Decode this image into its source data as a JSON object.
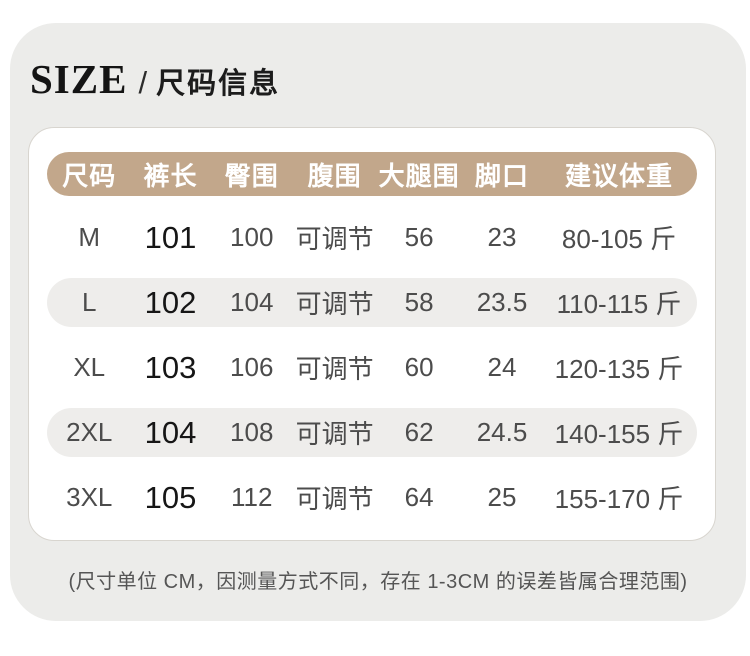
{
  "header": {
    "title_en": "SIZE",
    "divider": "/",
    "title_zh": "尺码信息"
  },
  "chart_data": {
    "type": "table",
    "title": "SIZE / 尺码信息",
    "columns": [
      "尺码",
      "裤长",
      "臀围",
      "腹围",
      "大腿围",
      "脚口",
      "建议体重"
    ],
    "rows": [
      [
        "M",
        "101",
        "100",
        "可调节",
        "56",
        "23",
        "80-105 斤"
      ],
      [
        "L",
        "102",
        "104",
        "可调节",
        "58",
        "23.5",
        "110-115 斤"
      ],
      [
        "XL",
        "103",
        "106",
        "可调节",
        "60",
        "24",
        "120-135 斤"
      ],
      [
        "2XL",
        "104",
        "108",
        "可调节",
        "62",
        "24.5",
        "140-155 斤"
      ],
      [
        "3XL",
        "105",
        "112",
        "可调节",
        "64",
        "25",
        "155-170 斤"
      ]
    ]
  },
  "footer": {
    "note": "(尺寸单位 CM，因测量方式不同，存在 1-3CM 的误差皆属合理范围)"
  },
  "colors": {
    "panel_bg": "#ececea",
    "card_bg": "#ffffff",
    "card_border": "#d8d5cf",
    "header_pill": "#c2a78b",
    "header_text": "#ffffff",
    "zebra_bg": "#eeedeb",
    "value_text": "#4c4c4c",
    "pants_length_text": "#161616",
    "note_text": "#555555"
  }
}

▸ Exercise brief
Leave out all images, then reproduce the entries above exactly.

▸ Answer below
Decode this image into its source data as a JSON object.
{
  "header": {
    "title_en": "SIZE",
    "divider": "/",
    "title_zh": "尺码信息"
  },
  "chart_data": {
    "type": "table",
    "title": "SIZE / 尺码信息",
    "columns": [
      "尺码",
      "裤长",
      "臀围",
      "腹围",
      "大腿围",
      "脚口",
      "建议体重"
    ],
    "rows": [
      [
        "M",
        "101",
        "100",
        "可调节",
        "56",
        "23",
        "80-105 斤"
      ],
      [
        "L",
        "102",
        "104",
        "可调节",
        "58",
        "23.5",
        "110-115 斤"
      ],
      [
        "XL",
        "103",
        "106",
        "可调节",
        "60",
        "24",
        "120-135 斤"
      ],
      [
        "2XL",
        "104",
        "108",
        "可调节",
        "62",
        "24.5",
        "140-155 斤"
      ],
      [
        "3XL",
        "105",
        "112",
        "可调节",
        "64",
        "25",
        "155-170 斤"
      ]
    ]
  },
  "footer": {
    "note": "(尺寸单位 CM，因测量方式不同，存在 1-3CM 的误差皆属合理范围)"
  },
  "colors": {
    "panel_bg": "#ececea",
    "card_bg": "#ffffff",
    "card_border": "#d8d5cf",
    "header_pill": "#c2a78b",
    "header_text": "#ffffff",
    "zebra_bg": "#eeedeb",
    "value_text": "#4c4c4c",
    "pants_length_text": "#161616",
    "note_text": "#555555"
  }
}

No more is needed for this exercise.